→ TASK DESCRIPTION:
Go through the listing and set it down exactly, leaving out its pictures.

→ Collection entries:
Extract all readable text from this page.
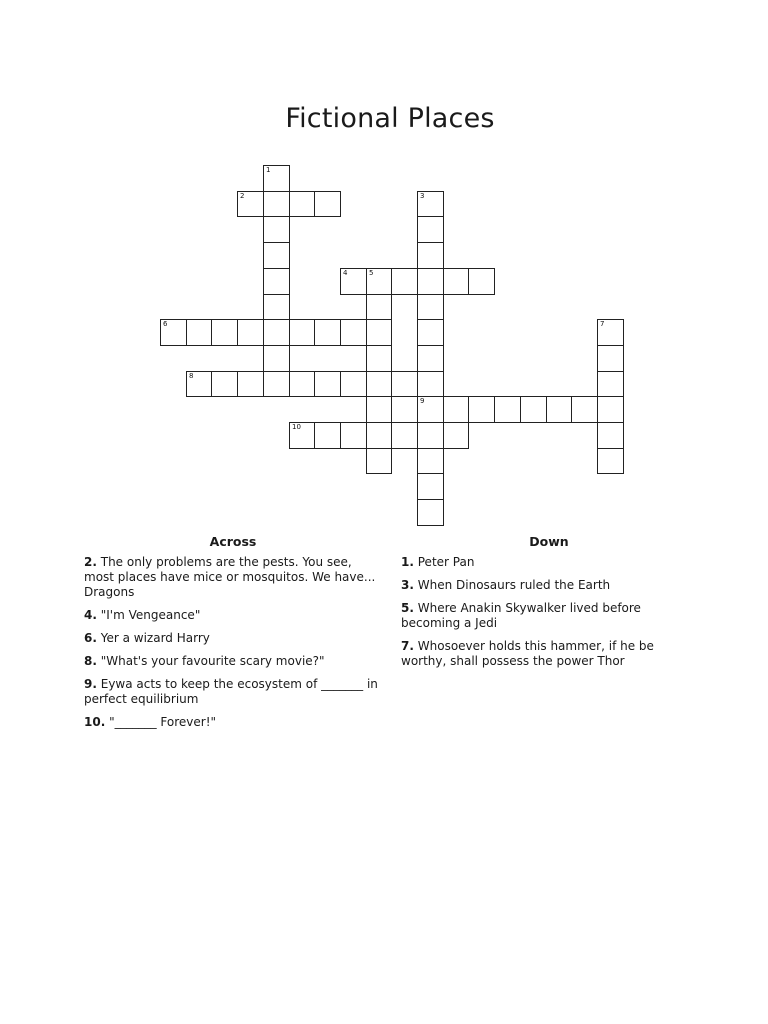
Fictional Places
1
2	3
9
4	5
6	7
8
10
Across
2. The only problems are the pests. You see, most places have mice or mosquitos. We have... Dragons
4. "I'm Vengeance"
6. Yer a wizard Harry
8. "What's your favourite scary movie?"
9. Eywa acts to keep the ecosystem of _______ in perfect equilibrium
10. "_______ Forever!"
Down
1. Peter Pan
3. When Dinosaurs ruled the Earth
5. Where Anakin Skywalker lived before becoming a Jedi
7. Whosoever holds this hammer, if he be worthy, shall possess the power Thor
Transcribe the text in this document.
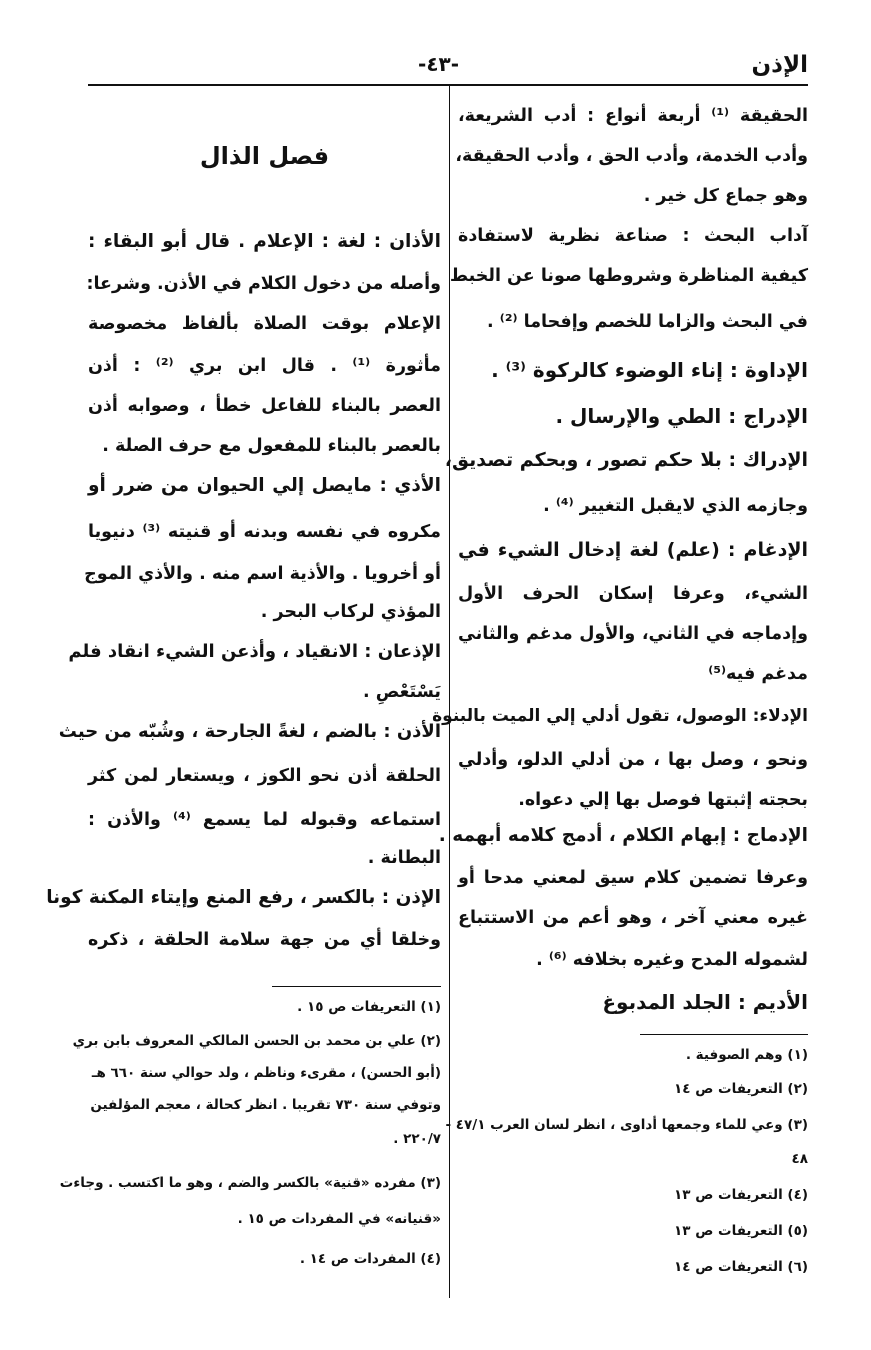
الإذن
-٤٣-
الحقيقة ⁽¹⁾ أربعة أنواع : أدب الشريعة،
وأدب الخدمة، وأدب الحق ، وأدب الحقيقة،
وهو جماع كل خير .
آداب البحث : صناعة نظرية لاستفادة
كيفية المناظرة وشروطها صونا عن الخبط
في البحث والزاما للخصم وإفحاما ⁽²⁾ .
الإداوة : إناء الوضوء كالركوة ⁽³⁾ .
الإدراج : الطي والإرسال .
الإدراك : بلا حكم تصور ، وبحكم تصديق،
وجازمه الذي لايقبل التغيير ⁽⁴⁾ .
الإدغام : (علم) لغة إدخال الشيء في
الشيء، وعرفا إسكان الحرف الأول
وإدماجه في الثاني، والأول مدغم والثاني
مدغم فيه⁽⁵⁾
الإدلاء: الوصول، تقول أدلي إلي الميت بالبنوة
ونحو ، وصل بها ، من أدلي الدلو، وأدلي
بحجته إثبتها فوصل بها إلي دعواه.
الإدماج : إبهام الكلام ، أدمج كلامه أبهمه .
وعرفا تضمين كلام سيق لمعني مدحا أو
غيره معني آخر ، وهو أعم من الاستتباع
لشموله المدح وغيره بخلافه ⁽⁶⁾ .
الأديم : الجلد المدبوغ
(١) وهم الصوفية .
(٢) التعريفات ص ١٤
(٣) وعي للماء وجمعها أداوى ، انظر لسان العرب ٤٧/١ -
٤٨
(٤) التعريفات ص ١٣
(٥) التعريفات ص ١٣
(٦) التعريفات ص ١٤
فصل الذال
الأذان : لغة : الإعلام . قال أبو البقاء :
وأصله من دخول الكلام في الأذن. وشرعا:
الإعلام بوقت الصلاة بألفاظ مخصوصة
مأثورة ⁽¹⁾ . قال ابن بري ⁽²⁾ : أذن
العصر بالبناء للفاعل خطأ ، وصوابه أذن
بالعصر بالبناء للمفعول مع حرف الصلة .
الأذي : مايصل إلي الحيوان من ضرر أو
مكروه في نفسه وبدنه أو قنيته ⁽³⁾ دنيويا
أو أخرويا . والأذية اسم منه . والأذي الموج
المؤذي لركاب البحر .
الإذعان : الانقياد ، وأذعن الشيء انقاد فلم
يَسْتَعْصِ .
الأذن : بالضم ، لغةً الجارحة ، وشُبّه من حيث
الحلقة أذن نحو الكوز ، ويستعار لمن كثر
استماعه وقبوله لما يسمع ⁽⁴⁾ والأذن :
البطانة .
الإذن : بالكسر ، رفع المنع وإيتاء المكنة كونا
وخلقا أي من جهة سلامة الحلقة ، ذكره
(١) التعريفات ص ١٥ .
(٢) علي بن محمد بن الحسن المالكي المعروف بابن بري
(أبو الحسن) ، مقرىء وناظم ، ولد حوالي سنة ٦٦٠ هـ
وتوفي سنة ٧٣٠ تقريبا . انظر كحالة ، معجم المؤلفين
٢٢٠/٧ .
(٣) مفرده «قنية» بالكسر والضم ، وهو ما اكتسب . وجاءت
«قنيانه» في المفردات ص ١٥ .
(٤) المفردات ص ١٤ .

→ RESULT OF THIS TASK:
Extract all readable text from this page.
Fictional Places
1
2	3
9
4	5
6	7
8
10
Across
2. The only problems are the pests. You see, most places have mice or mosquitos. We have... Dragons
4. "I'm Vengeance"
6. Yer a wizard Harry
8. "What's your favourite scary movie?"
9. Eywa acts to keep the ecosystem of _______ in perfect equilibrium
10. "_______ Forever!"
Down
1. Peter Pan
3. When Dinosaurs ruled the Earth
5. Where Anakin Skywalker lived before becoming a Jedi
7. Whosoever holds this hammer, if he be worthy, shall possess the power Thor
Transcribe the text in this document.
الإذن
-٤٣-
الحقيقة ⁽¹⁾ أربعة أنواع : أدب الشريعة،
وأدب الخدمة، وأدب الحق ، وأدب الحقيقة،
وهو جماع كل خير .
آداب البحث : صناعة نظرية لاستفادة
كيفية المناظرة وشروطها صونا عن الخبط
في البحث والزاما للخصم وإفحاما ⁽²⁾ .
الإداوة : إناء الوضوء كالركوة ⁽³⁾ .
الإدراج : الطي والإرسال .
الإدراك : بلا حكم تصور ، وبحكم تصديق،
وجازمه الذي لايقبل التغيير ⁽⁴⁾ .
الإدغام : (علم) لغة إدخال الشيء في
الشيء، وعرفا إسكان الحرف الأول
وإدماجه في الثاني، والأول مدغم والثاني
مدغم فيه⁽⁵⁾
الإدلاء: الوصول، تقول أدلي إلي الميت بالبنوة
ونحو ، وصل بها ، من أدلي الدلو، وأدلي
بحجته إثبتها فوصل بها إلي دعواه.
الإدماج : إبهام الكلام ، أدمج كلامه أبهمه .
وعرفا تضمين كلام سيق لمعني مدحا أو
غيره معني آخر ، وهو أعم من الاستتباع
لشموله المدح وغيره بخلافه ⁽⁶⁾ .
الأديم : الجلد المدبوغ
(١) وهم الصوفية .
(٢) التعريفات ص ١٤
(٣) وعي للماء وجمعها أداوى ، انظر لسان العرب ٤٧/١ -
٤٨
(٤) التعريفات ص ١٣
(٥) التعريفات ص ١٣
(٦) التعريفات ص ١٤
فصل الذال
الأذان : لغة : الإعلام . قال أبو البقاء :
وأصله من دخول الكلام في الأذن. وشرعا:
الإعلام بوقت الصلاة بألفاظ مخصوصة
مأثورة ⁽¹⁾ . قال ابن بري ⁽²⁾ : أذن
العصر بالبناء للفاعل خطأ ، وصوابه أذن
بالعصر بالبناء للمفعول مع حرف الصلة .
الأذي : مايصل إلي الحيوان من ضرر أو
مكروه في نفسه وبدنه أو قنيته ⁽³⁾ دنيويا
أو أخرويا . والأذية اسم منه . والأذي الموج
المؤذي لركاب البحر .
الإذعان : الانقياد ، وأذعن الشيء انقاد فلم
يَسْتَعْصِ .
الأذن : بالضم ، لغةً الجارحة ، وشُبّه من حيث
الحلقة أذن نحو الكوز ، ويستعار لمن كثر
استماعه وقبوله لما يسمع ⁽⁴⁾ والأذن :
البطانة .
الإذن : بالكسر ، رفع المنع وإيتاء المكنة كونا
وخلقا أي من جهة سلامة الحلقة ، ذكره
(١) التعريفات ص ١٥ .
(٢) علي بن محمد بن الحسن المالكي المعروف بابن بري
(أبو الحسن) ، مقرىء وناظم ، ولد حوالي سنة ٦٦٠ هـ
وتوفي سنة ٧٣٠ تقريبا . انظر كحالة ، معجم المؤلفين
٢٢٠/٧ .
(٣) مفرده «قنية» بالكسر والضم ، وهو ما اكتسب . وجاءت
«قنيانه» في المفردات ص ١٥ .
(٤) المفردات ص ١٤ .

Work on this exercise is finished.